§ **Aim**
Images appear in the records below; leave them out and repeat everything else exactly.

::: Items

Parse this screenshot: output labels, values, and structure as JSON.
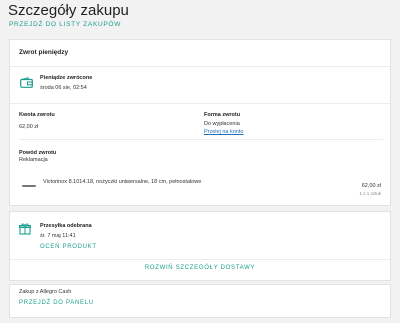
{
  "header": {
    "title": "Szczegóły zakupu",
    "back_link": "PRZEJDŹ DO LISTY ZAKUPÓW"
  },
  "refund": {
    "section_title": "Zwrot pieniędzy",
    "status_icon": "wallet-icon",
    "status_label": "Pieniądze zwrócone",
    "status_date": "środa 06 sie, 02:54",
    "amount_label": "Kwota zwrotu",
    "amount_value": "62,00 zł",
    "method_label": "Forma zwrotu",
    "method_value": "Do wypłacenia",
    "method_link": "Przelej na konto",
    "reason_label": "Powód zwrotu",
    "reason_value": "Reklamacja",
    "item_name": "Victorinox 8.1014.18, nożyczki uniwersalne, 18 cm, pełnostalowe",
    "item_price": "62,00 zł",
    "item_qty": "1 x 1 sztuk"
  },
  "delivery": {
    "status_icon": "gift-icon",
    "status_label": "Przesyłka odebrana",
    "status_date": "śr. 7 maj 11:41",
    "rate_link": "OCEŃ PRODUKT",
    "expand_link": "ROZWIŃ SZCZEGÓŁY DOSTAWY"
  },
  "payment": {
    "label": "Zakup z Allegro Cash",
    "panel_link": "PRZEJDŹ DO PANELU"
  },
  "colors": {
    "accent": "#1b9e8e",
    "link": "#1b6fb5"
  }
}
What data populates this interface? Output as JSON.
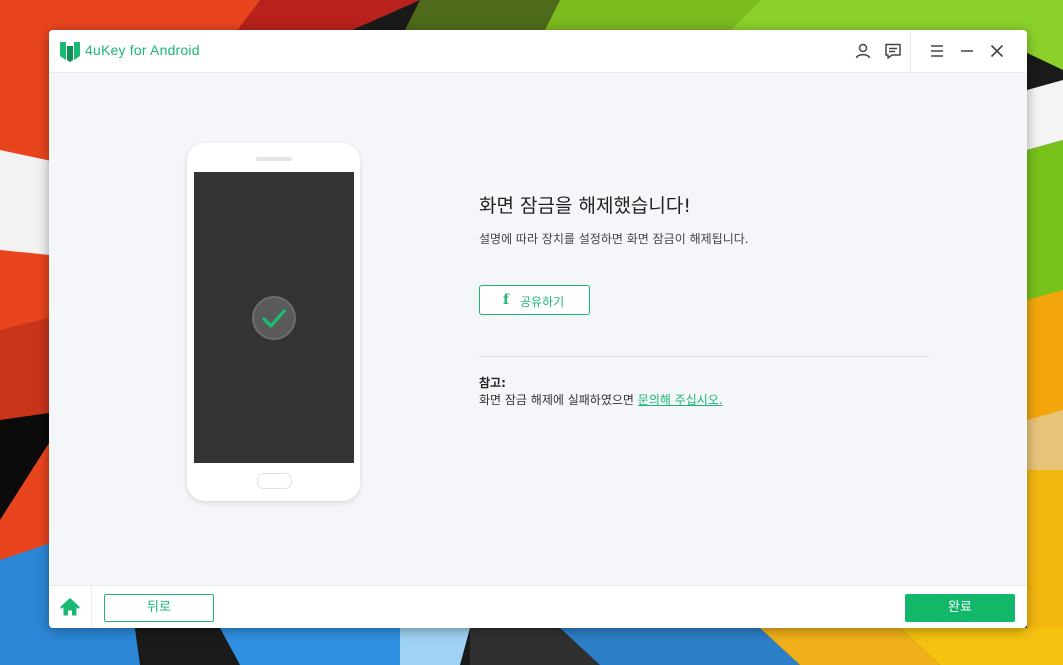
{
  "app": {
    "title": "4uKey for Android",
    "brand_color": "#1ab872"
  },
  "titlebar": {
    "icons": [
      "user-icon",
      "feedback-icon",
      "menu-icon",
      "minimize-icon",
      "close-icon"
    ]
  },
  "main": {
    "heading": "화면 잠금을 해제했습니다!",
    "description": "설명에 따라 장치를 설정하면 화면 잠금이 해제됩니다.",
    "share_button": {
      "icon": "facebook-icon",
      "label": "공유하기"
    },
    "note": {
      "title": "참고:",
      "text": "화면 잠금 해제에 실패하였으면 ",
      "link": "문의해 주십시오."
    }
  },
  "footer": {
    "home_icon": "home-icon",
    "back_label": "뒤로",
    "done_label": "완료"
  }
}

::::::

§ **Problem solution**
Parse this screenshot: output labels, values, and structure as JSON.
{
  "header": {
    "title": "Szczegóły zakupu",
    "back_link": "PRZEJDŹ DO LISTY ZAKUPÓW"
  },
  "refund": {
    "section_title": "Zwrot pieniędzy",
    "status_icon": "wallet-icon",
    "status_label": "Pieniądze zwrócone",
    "status_date": "środa 06 sie, 02:54",
    "amount_label": "Kwota zwrotu",
    "amount_value": "62,00 zł",
    "method_label": "Forma zwrotu",
    "method_value": "Do wypłacenia",
    "method_link": "Przelej na konto",
    "reason_label": "Powód zwrotu",
    "reason_value": "Reklamacja",
    "item_name": "Victorinox 8.1014.18, nożyczki uniwersalne, 18 cm, pełnostalowe",
    "item_price": "62,00 zł",
    "item_qty": "1 x 1 sztuk"
  },
  "delivery": {
    "status_icon": "gift-icon",
    "status_label": "Przesyłka odebrana",
    "status_date": "śr. 7 maj 11:41",
    "rate_link": "OCEŃ PRODUKT",
    "expand_link": "ROZWIŃ SZCZEGÓŁY DOSTAWY"
  },
  "payment": {
    "label": "Zakup z Allegro Cash",
    "panel_link": "PRZEJDŹ DO PANELU"
  },
  "colors": {
    "accent": "#1b9e8e",
    "link": "#1b6fb5"
  }
}
What data populates this interface? Output as JSON.
{
  "app": {
    "title": "4uKey for Android",
    "brand_color": "#1ab872"
  },
  "titlebar": {
    "icons": [
      "user-icon",
      "feedback-icon",
      "menu-icon",
      "minimize-icon",
      "close-icon"
    ]
  },
  "main": {
    "heading": "화면 잠금을 해제했습니다!",
    "description": "설명에 따라 장치를 설정하면 화면 잠금이 해제됩니다.",
    "share_button": {
      "icon": "facebook-icon",
      "label": "공유하기"
    },
    "note": {
      "title": "참고:",
      "text": "화면 잠금 해제에 실패하였으면 ",
      "link": "문의해 주십시오."
    }
  },
  "footer": {
    "home_icon": "home-icon",
    "back_label": "뒤로",
    "done_label": "완료"
  }
}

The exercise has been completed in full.